» **Your goal**
Restate all of the entries exactly, dropping any pictures they hold.

--- BEGIN Extracted entries ---

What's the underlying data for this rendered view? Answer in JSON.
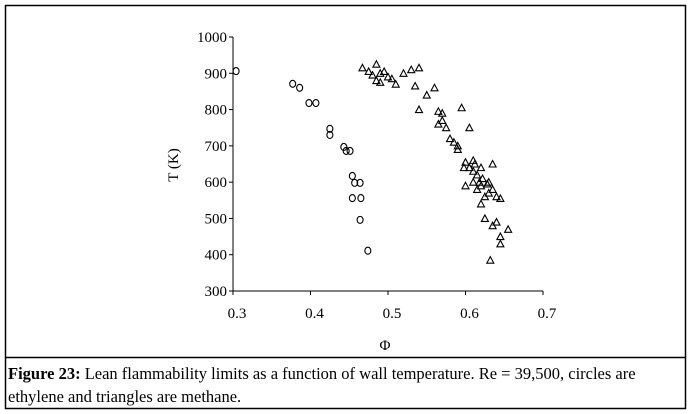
{
  "chart_data": {
    "type": "scatter",
    "xlabel": "Φ",
    "ylabel": "T (K)",
    "xlim": [
      0.3,
      0.7
    ],
    "xticks": [
      {
        "value": 0.3,
        "label": "0.3"
      },
      {
        "value": 0.4,
        "label": "0.4"
      },
      {
        "value": 0.5,
        "label": "0.5"
      },
      {
        "value": 0.6,
        "label": "0.6"
      },
      {
        "value": 0.7,
        "label": "0.7"
      }
    ],
    "ylim": [
      300,
      1000
    ],
    "yticks": [
      300,
      400,
      500,
      600,
      700,
      800,
      900,
      1000
    ],
    "grid": false,
    "series": [
      {
        "color": "#000000",
        "marker": "circle",
        "x": [
          0.304,
          0.377,
          0.386,
          0.398,
          0.407,
          0.425,
          0.425,
          0.443,
          0.446,
          0.451,
          0.454,
          0.457,
          0.464,
          0.454,
          0.465,
          0.464,
          0.474
        ],
        "values": [
          906,
          871,
          860,
          818,
          818,
          747,
          730,
          697,
          686,
          686,
          617,
          598,
          598,
          556,
          556,
          496,
          411
        ]
      },
      {
        "color": "#000000",
        "marker": "triangle",
        "x": [
          0.467,
          0.475,
          0.485,
          0.48,
          0.49,
          0.495,
          0.5,
          0.49,
          0.505,
          0.51,
          0.485,
          0.52,
          0.53,
          0.54,
          0.535,
          0.54,
          0.55,
          0.56,
          0.565,
          0.57,
          0.565,
          0.57,
          0.575,
          0.58,
          0.585,
          0.59,
          0.59,
          0.595,
          0.605,
          0.6,
          0.605,
          0.61,
          0.61,
          0.615,
          0.612,
          0.618,
          0.62,
          0.6,
          0.61,
          0.615,
          0.62,
          0.625,
          0.63,
          0.635,
          0.62,
          0.625,
          0.63,
          0.635,
          0.64,
          0.645,
          0.64,
          0.645,
          0.645,
          0.655,
          0.635,
          0.632,
          0.622,
          0.598,
          0.628
        ],
        "values": [
          915,
          905,
          925,
          895,
          900,
          905,
          890,
          875,
          885,
          870,
          880,
          900,
          910,
          915,
          865,
          800,
          840,
          860,
          795,
          790,
          760,
          770,
          750,
          720,
          710,
          700,
          690,
          805,
          750,
          655,
          640,
          660,
          630,
          620,
          650,
          600,
          640,
          590,
          600,
          580,
          590,
          560,
          600,
          650,
          540,
          500,
          570,
          580,
          560,
          555,
          490,
          430,
          450,
          470,
          480,
          385,
          610,
          640,
          595
        ]
      }
    ]
  },
  "caption": {
    "label": "Figure 23:",
    "text": " Lean flammability limits as a function of wall temperature. Re = 39,500, circles are ethylene and triangles are methane."
  }
}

--- END Extracted entries ---

» **Exercise answer**
What's the underlying data for this rendered view? Answer in JSON.
{
  "chart_data": {
    "type": "scatter",
    "xlabel": "Φ",
    "ylabel": "T (K)",
    "xlim": [
      0.3,
      0.7
    ],
    "xticks": [
      {
        "value": 0.3,
        "label": "0.3"
      },
      {
        "value": 0.4,
        "label": "0.4"
      },
      {
        "value": 0.5,
        "label": "0.5"
      },
      {
        "value": 0.6,
        "label": "0.6"
      },
      {
        "value": 0.7,
        "label": "0.7"
      }
    ],
    "ylim": [
      300,
      1000
    ],
    "yticks": [
      300,
      400,
      500,
      600,
      700,
      800,
      900,
      1000
    ],
    "grid": false,
    "series": [
      {
        "color": "#000000",
        "marker": "circle",
        "x": [
          0.304,
          0.377,
          0.386,
          0.398,
          0.407,
          0.425,
          0.425,
          0.443,
          0.446,
          0.451,
          0.454,
          0.457,
          0.464,
          0.454,
          0.465,
          0.464,
          0.474
        ],
        "values": [
          906,
          871,
          860,
          818,
          818,
          747,
          730,
          697,
          686,
          686,
          617,
          598,
          598,
          556,
          556,
          496,
          411
        ]
      },
      {
        "color": "#000000",
        "marker": "triangle",
        "x": [
          0.467,
          0.475,
          0.485,
          0.48,
          0.49,
          0.495,
          0.5,
          0.49,
          0.505,
          0.51,
          0.485,
          0.52,
          0.53,
          0.54,
          0.535,
          0.54,
          0.55,
          0.56,
          0.565,
          0.57,
          0.565,
          0.57,
          0.575,
          0.58,
          0.585,
          0.59,
          0.59,
          0.595,
          0.605,
          0.6,
          0.605,
          0.61,
          0.61,
          0.615,
          0.612,
          0.618,
          0.62,
          0.6,
          0.61,
          0.615,
          0.62,
          0.625,
          0.63,
          0.635,
          0.62,
          0.625,
          0.63,
          0.635,
          0.64,
          0.645,
          0.64,
          0.645,
          0.645,
          0.655,
          0.635,
          0.632,
          0.622,
          0.598,
          0.628
        ],
        "values": [
          915,
          905,
          925,
          895,
          900,
          905,
          890,
          875,
          885,
          870,
          880,
          900,
          910,
          915,
          865,
          800,
          840,
          860,
          795,
          790,
          760,
          770,
          750,
          720,
          710,
          700,
          690,
          805,
          750,
          655,
          640,
          660,
          630,
          620,
          650,
          600,
          640,
          590,
          600,
          580,
          590,
          560,
          600,
          650,
          540,
          500,
          570,
          580,
          560,
          555,
          490,
          430,
          450,
          470,
          480,
          385,
          610,
          640,
          595
        ]
      }
    ]
  },
  "caption": {
    "label": "Figure 23:",
    "text": " Lean flammability limits as a function of wall temperature. Re = 39,500, circles are ethylene and triangles are methane."
  }
}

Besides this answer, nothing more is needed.